--- BEGIN Given records ---

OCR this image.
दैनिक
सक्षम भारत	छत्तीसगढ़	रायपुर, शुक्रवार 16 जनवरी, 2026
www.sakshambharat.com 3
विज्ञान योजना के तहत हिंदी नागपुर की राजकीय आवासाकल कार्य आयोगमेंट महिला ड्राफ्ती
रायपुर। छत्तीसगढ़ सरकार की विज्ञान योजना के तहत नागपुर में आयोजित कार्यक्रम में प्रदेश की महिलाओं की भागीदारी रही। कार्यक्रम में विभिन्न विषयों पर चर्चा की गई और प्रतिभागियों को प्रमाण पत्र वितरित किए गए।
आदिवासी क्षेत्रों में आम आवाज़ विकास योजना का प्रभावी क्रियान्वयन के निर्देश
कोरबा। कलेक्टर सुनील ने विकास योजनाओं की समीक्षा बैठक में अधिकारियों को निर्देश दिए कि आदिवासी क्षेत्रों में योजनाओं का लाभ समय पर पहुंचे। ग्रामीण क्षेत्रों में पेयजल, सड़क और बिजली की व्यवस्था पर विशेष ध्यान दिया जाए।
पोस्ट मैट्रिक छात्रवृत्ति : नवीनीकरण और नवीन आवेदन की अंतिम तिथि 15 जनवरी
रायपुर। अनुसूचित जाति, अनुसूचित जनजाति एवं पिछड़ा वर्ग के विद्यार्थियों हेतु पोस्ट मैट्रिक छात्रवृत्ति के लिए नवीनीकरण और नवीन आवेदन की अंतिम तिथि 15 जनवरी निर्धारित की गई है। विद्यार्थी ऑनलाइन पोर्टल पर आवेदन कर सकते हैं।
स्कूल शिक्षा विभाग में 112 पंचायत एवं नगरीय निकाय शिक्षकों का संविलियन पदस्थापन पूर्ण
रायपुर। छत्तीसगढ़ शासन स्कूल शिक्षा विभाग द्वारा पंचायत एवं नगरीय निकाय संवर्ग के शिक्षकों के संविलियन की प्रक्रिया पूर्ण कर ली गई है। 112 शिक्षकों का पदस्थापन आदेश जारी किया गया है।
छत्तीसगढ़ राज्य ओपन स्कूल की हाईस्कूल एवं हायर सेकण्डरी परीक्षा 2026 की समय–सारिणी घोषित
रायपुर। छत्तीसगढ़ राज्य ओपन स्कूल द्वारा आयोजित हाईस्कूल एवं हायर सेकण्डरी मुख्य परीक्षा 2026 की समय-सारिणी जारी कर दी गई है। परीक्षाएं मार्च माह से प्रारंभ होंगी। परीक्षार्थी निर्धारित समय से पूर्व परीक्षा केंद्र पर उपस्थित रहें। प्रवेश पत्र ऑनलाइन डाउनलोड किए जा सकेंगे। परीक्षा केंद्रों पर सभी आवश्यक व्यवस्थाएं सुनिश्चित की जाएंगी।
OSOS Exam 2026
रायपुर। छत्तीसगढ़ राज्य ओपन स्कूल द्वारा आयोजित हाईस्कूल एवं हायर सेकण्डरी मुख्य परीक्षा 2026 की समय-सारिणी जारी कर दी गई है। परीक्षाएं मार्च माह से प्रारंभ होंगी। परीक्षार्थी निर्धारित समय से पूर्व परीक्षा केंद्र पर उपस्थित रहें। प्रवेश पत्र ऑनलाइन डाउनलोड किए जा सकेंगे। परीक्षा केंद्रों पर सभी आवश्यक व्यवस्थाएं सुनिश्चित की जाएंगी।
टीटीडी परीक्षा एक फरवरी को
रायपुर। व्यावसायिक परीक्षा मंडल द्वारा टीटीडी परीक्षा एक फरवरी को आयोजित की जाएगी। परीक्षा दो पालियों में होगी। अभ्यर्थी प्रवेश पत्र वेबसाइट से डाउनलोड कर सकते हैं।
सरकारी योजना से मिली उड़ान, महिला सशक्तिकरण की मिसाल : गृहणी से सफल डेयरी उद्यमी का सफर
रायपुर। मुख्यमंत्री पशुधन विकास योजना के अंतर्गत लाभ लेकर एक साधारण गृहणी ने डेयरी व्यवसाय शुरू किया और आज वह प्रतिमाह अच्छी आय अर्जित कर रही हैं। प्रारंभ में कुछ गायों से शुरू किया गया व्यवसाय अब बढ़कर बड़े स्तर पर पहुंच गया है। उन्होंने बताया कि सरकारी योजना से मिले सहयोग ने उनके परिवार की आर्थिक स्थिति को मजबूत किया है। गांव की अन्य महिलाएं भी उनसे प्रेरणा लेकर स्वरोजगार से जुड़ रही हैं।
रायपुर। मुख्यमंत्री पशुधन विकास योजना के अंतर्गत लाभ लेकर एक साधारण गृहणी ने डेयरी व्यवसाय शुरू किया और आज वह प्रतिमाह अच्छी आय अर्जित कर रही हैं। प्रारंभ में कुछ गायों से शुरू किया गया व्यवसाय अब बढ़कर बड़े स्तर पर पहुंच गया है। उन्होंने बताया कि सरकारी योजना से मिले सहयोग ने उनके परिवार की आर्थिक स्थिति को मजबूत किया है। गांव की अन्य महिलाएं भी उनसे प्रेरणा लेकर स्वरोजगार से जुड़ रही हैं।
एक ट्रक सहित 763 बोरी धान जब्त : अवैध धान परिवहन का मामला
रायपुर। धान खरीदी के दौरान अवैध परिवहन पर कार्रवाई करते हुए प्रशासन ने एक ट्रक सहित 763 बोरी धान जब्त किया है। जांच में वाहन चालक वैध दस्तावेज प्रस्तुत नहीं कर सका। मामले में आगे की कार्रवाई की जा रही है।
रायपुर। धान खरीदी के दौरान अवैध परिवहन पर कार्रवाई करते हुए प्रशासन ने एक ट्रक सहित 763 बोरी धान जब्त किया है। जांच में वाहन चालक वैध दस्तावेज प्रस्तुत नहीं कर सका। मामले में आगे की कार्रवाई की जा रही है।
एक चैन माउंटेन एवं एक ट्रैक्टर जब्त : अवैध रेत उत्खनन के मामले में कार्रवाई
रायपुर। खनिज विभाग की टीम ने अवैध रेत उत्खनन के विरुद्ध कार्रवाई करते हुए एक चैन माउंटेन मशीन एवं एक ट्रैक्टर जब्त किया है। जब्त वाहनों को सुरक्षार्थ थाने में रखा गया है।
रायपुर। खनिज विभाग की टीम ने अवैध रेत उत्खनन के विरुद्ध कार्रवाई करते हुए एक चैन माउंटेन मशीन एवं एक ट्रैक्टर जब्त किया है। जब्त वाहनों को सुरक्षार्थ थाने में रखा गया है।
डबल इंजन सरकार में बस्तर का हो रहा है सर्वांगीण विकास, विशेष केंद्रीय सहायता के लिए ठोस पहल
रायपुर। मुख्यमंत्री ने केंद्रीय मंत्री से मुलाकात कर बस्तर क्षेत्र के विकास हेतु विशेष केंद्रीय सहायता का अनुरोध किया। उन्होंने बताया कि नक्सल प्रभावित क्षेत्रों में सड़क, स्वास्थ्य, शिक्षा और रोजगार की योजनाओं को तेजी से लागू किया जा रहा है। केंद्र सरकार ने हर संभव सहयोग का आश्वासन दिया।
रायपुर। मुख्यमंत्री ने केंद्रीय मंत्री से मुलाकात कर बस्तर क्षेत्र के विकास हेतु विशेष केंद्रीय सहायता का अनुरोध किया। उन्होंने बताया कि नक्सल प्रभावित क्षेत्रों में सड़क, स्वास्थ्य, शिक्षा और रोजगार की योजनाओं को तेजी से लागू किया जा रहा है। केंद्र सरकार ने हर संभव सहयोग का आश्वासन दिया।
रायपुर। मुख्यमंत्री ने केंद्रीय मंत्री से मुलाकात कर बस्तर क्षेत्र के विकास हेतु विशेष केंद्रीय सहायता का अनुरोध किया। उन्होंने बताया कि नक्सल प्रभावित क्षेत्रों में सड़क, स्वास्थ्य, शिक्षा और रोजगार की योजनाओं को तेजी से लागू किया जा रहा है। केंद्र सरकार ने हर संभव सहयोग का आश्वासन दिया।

--- END Given records ---

• [Exercise objective]:
Which lines contain "जनवर"? Copy each of them.

• [Expected answer]:
सक्षम भारत	छत्तीसगढ़	रायपुर, शुक्रवार 16 जनवरी, 2026
पोस्ट मैट्रिक छात्रवृत्ति : नवीनीकरण और नवीन आवेदन की अंतिम तिथि 15 जनवरी
रायपुर। अनुसूचित जाति, अनुसूचित जनजाति एवं पिछड़ा वर्ग के विद्यार्थियों हेतु पोस्ट मैट्रिक छात्रवृत्ति के लिए नवीनीकरण और नवीन आवेदन की अंतिम तिथि 15 जनवरी निर्धारित की गई है। विद्यार्थी ऑनलाइन पोर्टल पर आवेदन कर सकते हैं।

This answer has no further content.